Without including any images, repeat the data exactly.

→ **Listed records**:
:::::

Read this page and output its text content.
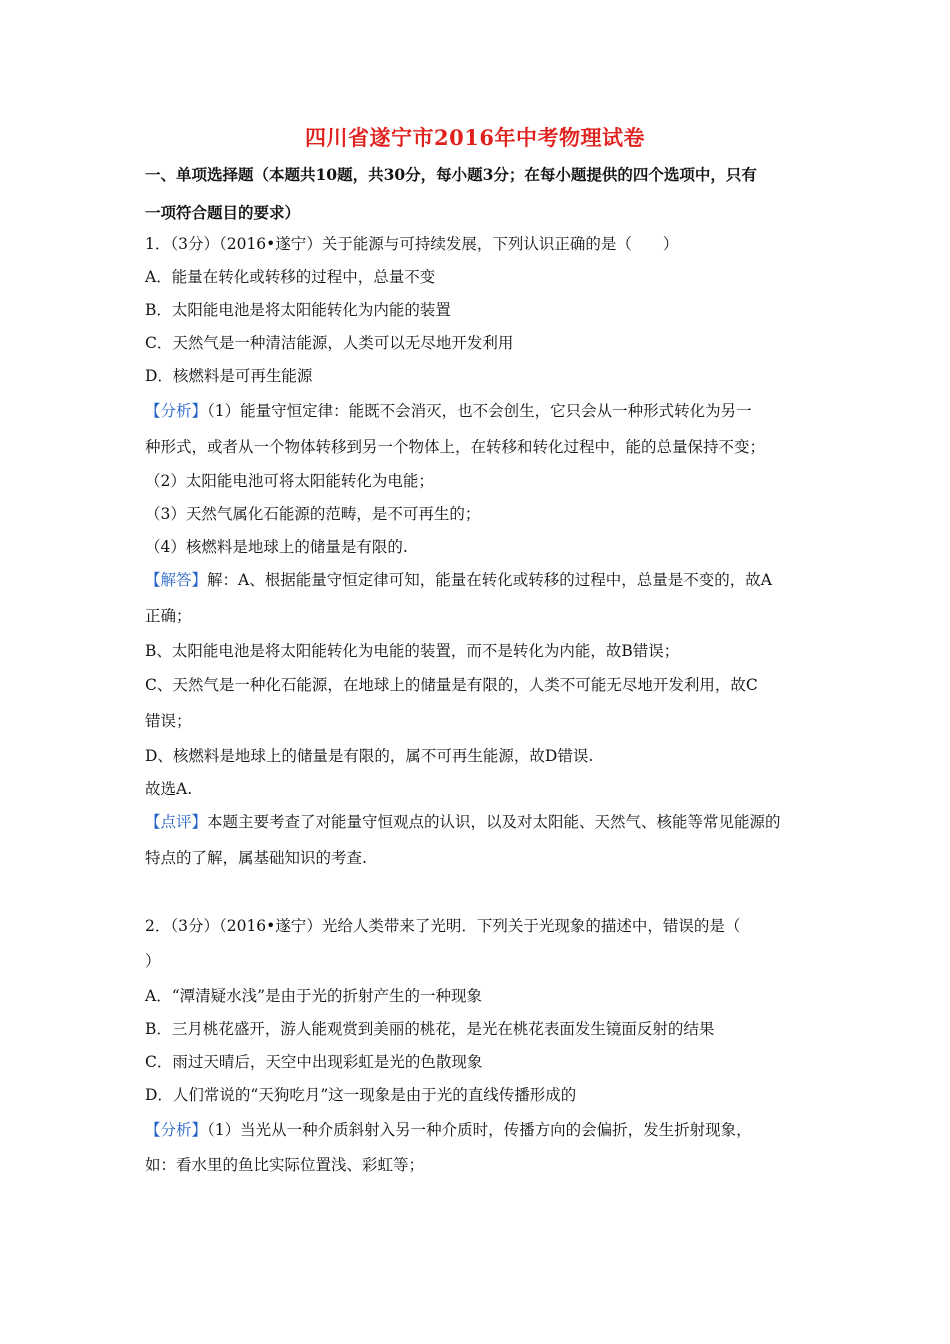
四川省遂宁市2016年中考物理试卷
一、单项选择题（本题共10题，共30分，每小题3分；在每小题提供的四个选项中，只有
一项符合题目的要求）
1．（3分）（2016•遂宁）关于能源与可持续发展，下列认识正确的是（　　）
A．能量在转化或转移的过程中，总量不变
B．太阳能电池是将太阳能转化为内能的装置
C．天然气是一种清洁能源，人类可以无尽地开发利用
D．核燃料是可再生能源
【分析】（1）能量守恒定律：能既不会消灭，也不会创生，它只会从一种形式转化为另一
种形式，或者从一个物体转移到另一个物体上，在转移和转化过程中，能的总量保持不变；
（2）太阳能电池可将太阳能转化为电能；
（3）天然气属化石能源的范畴，是不可再生的；
（4）核燃料是地球上的储量是有限的.
【解答】解：A、根据能量守恒定律可知，能量在转化或转移的过程中，总量是不变的，故A
正确；
B、太阳能电池是将太阳能转化为电能的装置，而不是转化为内能，故B错误；
C、天然气是一种化石能源，在地球上的储量是有限的，人类不可能无尽地开发利用，故C
错误；
D、核燃料是地球上的储量是有限的，属不可再生能源，故D错误.
故选A.
【点评】本题主要考查了对能量守恒观点的认识，以及对太阳能、天然气、核能等常见能源的
特点的了解，属基础知识的考查.
2．（3分）（2016•遂宁）光给人类带来了光明．下列关于光现象的描述中，错误的是（
）
A．“潭清疑水浅”是由于光的折射产生的一种现象
B．三月桃花盛开，游人能观赏到美丽的桃花，是光在桃花表面发生镜面反射的结果
C．雨过天晴后，天空中出现彩虹是光的色散现象
D．人们常说的“天狗吃月”这一现象是由于光的直线传播形成的
【分析】（1）当光从一种介质斜射入另一种介质时，传播方向的会偏折，发生折射现象，
如：看水里的鱼比实际位置浅、彩虹等；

:::::

→ **Result of this exercise**:
Read this page and output its text content.
四川省遂宁市2016年中考物理试卷
一、单项选择题（本题共10题，共30分，每小题3分；在每小题提供的四个选项中，只有
一项符合题目的要求）
1．（3分）（2016•遂宁）关于能源与可持续发展，下列认识正确的是（　　）
A．能量在转化或转移的过程中，总量不变
B．太阳能电池是将太阳能转化为内能的装置
C．天然气是一种清洁能源，人类可以无尽地开发利用
D．核燃料是可再生能源
【分析】（1）能量守恒定律：能既不会消灭，也不会创生，它只会从一种形式转化为另一
种形式，或者从一个物体转移到另一个物体上，在转移和转化过程中，能的总量保持不变；
（2）太阳能电池可将太阳能转化为电能；
（3）天然气属化石能源的范畴，是不可再生的；
（4）核燃料是地球上的储量是有限的.
【解答】解：A、根据能量守恒定律可知，能量在转化或转移的过程中，总量是不变的，故A
正确；
B、太阳能电池是将太阳能转化为电能的装置，而不是转化为内能，故B错误；
C、天然气是一种化石能源，在地球上的储量是有限的，人类不可能无尽地开发利用，故C
错误；
D、核燃料是地球上的储量是有限的，属不可再生能源，故D错误.
故选A.
【点评】本题主要考查了对能量守恒观点的认识，以及对太阳能、天然气、核能等常见能源的
特点的了解，属基础知识的考查.
2．（3分）（2016•遂宁）光给人类带来了光明．下列关于光现象的描述中，错误的是（
）
A．“潭清疑水浅”是由于光的折射产生的一种现象
B．三月桃花盛开，游人能观赏到美丽的桃花，是光在桃花表面发生镜面反射的结果
C．雨过天晴后，天空中出现彩虹是光的色散现象
D．人们常说的“天狗吃月”这一现象是由于光的直线传播形成的
【分析】（1）当光从一种介质斜射入另一种介质时，传播方向的会偏折，发生折射现象，
如：看水里的鱼比实际位置浅、彩虹等；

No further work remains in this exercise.